- _EXTRAIT FOURNI_:
Lettre ouverte aux membres du Conseil de la Communauté métropolitaine de Montréal
Le logement social peut être bien plus qu'une facture pour vos municipalités
Montréal, le 26 mars 2001
Deux articles publiés dans le quotidien La Presse des
14 et 15 mars laissaient entendre que plusieurs d'entre vous aviez été
choqués d'apprendre qu'une disposition de la loi 170 obligerait la
Communauté métropolitaine de Montréal à payer une facture imprévue
d'environ 9,3 millions $ par année pour le développement de
nouveaux logements sociaux.
Nous voudrions, au nom du Front d'action populaire en
réaménagement urbain (FRAPRU), un regroupement communautaire impliqué
depuis plus de vingt ans à l'échelle du Québec dans la promotion et la
défense du logement social, prendre un peu de votre temps pour vous
expliquer les raisons qui ont poussé notre organisme à se battre pour
qu'une telle disposition soit incluse dans la loi 170. Nous voudrions
également tenter de vous convaincre que cette disposition peut être
bénéfique pour la population à faible et modeste revenus de la CMM et
pour votre municipalité elle-même.
Une nécessaire équité
Ce sont des raisons d'équité qui ont poussé le FRAPRU à revendiquer
que la facture de la contribution municipale au développement de
nouveaux logements sociaux soit partagée entre l'ensemble des villes
membres de la CMM. Jusqu'ici, à peine une poignée de municipalités de
la CMM acceptaient en effet de contribuer financièrement à AccèsLogis,
le seul programme qui permette encore le développement de logements
sociaux. La conséquence en était double.

- _TÂCHE ÉNONCÉE 1_: Mettez à jour les entrées en partant de leur début et en vous arrêtant après la ligne contenant « - demographic-bar-segment[interactable]: [419, 799, 428, 821] ». Remplacez « y-tick-label » par « y-axis-label » sans rien modifier d'autre.

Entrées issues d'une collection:
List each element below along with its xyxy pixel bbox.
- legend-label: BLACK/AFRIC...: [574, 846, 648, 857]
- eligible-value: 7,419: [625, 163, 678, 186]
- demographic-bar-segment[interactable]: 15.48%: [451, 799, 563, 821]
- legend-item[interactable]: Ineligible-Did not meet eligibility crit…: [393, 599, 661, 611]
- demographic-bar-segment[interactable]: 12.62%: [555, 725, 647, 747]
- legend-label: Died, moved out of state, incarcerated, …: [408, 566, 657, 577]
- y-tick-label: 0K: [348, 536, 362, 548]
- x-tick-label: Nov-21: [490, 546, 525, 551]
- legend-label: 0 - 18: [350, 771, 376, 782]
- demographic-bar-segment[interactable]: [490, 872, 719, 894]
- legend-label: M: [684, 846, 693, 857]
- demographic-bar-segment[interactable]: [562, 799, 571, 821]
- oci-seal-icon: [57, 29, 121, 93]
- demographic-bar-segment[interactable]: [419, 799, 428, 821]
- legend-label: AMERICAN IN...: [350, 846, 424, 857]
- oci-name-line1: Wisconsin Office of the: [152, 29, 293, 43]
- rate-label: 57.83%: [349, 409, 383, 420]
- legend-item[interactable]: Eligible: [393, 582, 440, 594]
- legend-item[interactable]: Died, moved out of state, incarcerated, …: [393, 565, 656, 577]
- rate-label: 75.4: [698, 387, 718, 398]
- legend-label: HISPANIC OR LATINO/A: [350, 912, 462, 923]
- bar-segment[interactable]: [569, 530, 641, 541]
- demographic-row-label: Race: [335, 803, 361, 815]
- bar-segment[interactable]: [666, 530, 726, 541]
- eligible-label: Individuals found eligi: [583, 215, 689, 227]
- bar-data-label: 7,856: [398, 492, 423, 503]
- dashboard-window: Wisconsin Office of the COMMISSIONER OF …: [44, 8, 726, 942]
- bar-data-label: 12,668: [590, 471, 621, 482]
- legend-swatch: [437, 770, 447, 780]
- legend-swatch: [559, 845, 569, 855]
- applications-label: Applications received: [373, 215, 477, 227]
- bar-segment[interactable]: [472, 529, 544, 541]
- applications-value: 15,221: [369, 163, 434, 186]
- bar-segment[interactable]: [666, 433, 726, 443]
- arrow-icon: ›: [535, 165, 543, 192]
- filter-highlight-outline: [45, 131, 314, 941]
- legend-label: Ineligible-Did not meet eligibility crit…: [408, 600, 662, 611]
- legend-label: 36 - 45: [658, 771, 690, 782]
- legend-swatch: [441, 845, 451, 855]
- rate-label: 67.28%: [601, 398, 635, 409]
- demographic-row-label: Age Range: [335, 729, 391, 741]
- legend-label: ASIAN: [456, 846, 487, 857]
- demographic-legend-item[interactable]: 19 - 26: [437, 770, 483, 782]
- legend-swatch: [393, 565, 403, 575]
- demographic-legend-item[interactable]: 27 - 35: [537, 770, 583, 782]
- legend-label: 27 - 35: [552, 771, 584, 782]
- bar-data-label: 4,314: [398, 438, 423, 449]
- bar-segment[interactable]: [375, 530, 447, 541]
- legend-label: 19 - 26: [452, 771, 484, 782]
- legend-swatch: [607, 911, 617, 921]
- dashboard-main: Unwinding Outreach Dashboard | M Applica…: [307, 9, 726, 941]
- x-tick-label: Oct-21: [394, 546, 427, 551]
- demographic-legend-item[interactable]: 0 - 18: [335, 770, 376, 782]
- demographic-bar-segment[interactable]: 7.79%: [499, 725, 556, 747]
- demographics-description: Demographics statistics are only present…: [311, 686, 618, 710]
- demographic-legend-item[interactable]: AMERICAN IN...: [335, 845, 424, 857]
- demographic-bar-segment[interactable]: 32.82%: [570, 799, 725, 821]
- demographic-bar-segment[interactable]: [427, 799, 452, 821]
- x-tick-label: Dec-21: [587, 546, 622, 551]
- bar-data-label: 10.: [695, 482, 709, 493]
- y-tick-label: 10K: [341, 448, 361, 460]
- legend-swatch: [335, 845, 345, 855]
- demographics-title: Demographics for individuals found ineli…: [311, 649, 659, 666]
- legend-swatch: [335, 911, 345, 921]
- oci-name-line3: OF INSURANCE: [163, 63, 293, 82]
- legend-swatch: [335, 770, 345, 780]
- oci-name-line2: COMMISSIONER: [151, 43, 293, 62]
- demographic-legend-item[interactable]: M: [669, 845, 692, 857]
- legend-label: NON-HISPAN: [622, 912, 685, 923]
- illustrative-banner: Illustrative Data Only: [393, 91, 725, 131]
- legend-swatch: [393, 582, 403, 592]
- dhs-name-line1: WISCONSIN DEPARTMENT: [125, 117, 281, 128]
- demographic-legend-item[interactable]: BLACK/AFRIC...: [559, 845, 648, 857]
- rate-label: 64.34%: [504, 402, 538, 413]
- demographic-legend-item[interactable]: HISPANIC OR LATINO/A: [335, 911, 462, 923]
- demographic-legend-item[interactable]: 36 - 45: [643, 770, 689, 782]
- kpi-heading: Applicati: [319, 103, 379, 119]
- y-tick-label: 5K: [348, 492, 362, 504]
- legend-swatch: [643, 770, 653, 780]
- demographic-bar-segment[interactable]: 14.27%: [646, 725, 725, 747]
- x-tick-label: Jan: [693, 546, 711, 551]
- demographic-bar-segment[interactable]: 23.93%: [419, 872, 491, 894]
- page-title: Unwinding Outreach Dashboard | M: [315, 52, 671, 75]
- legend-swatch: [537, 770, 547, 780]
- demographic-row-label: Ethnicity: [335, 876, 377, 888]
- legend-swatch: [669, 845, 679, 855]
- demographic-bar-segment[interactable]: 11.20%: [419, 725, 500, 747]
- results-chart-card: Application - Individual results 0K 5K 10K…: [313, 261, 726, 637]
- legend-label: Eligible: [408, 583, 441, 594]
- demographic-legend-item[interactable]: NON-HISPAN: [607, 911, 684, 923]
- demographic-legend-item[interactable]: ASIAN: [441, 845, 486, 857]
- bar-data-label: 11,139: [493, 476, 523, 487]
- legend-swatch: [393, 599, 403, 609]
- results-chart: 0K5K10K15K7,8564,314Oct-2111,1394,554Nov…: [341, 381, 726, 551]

- _TÂCHE ÉNONCÉE 2_: Poursuivez la lettre ouverte sur le logement social en reprenant après sa dernière phrase.

- _RÉSULTAT FINAL 1_:
List each element below along with its xyxy pixel bbox.
- legend-label: BLACK/AFRIC...: [574, 846, 648, 857]
- eligible-value: 7,419: [625, 163, 678, 186]
- demographic-bar-segment[interactable]: 15.48%: [451, 799, 563, 821]
- legend-item[interactable]: Ineligible-Did not meet eligibility crit…: [393, 599, 661, 611]
- demographic-bar-segment[interactable]: 12.62%: [555, 725, 647, 747]
- legend-label: Died, moved out of state, incarcerated, …: [408, 566, 657, 577]
- y-axis-label: 0K: [348, 536, 362, 548]
- x-tick-label: Nov-21: [490, 546, 525, 551]
- legend-label: 0 - 18: [350, 771, 376, 782]
- demographic-bar-segment[interactable]: [490, 872, 719, 894]
- legend-label: M: [684, 846, 693, 857]
- demographic-bar-segment[interactable]: [562, 799, 571, 821]
- oci-seal-icon: [57, 29, 121, 93]
- demographic-bar-segment[interactable]: [419, 799, 428, 821]

- _RÉSULTAT FINAL 2_:
Certaines municipalités comme Montréal, mais aussi Verdun,
Châteauguay ou Mercier, se sont d'abord retrouvées à assumer une part
disproportionnée de la contribution municipale à ce programme. Pour
une, Montréal devait payer 87 % de la facture de toute la CMM. Si
cette situation avait perduré, on aurait reproduit une inéquité que la
loi 134 constituant la CMM avait justement tenté de corriger en
partageant au plan métropolitain la contribution municipale au déficit
d'exploitation des logements sociaux réalisés par le passé (HLM et
supplément au loyer).
Mais il y a beaucoup plus encore. Une très large partie des
locataires à faible revenu habitant sur le territoire de la CMM se
trouvait privée d'un accès aux coopératives d'habitation et aux
logements sans but lucratif subventionnés par le gouvernement
québécois, pour la seule et unique raison que leur municipalité ne
voulait pas y contribuer, même modestement. Comment justifier qu'un
ménage mal-logé puisse avoir accès à un logement social et un autre
pas, parce que la municipalité où il demeure accepte ou non de faire sa
part.
De retombées dont vous avez le choix de profiter
C'est pour corriger cette inéquité fiscale et sociale que la loi 170
prévoit désormais que la contribution municipale aux logements
coopératifs et sans but lucratif réalisés dans le cadre du programme AccèsLogis
sera partagée entre toutes les municipalités membres de la Communauté.
Il s'agit là d'une obligation légale qui devra être intégralement
respectée, que le Conseil de la CMM le veuille ou non.
Il est vrai que vous n'avez pas choisi de payer une telle
facture et nous pouvons comprendre qu'elle engendre une certaine
frustration. Nous vous demandons cependant de voir au-delà de celle-ci.
Il vous appartient en effet comme dirigeant municipal de faire en sorte
que votre ville profite elle-même de la disposition prévue à la loi
170. Vous avez en effet le choix de payer pour des logements
sociaux qui se réaliseront ailleurs sur le territoire de la CMM ou de
réclamer votre propre pointe du gâteau et ainsi permettre à votre
municipalité de bénéficier des importantes retombées engendrées par la
réalisation de nouveaux logements coopératifs et sans but lucratif.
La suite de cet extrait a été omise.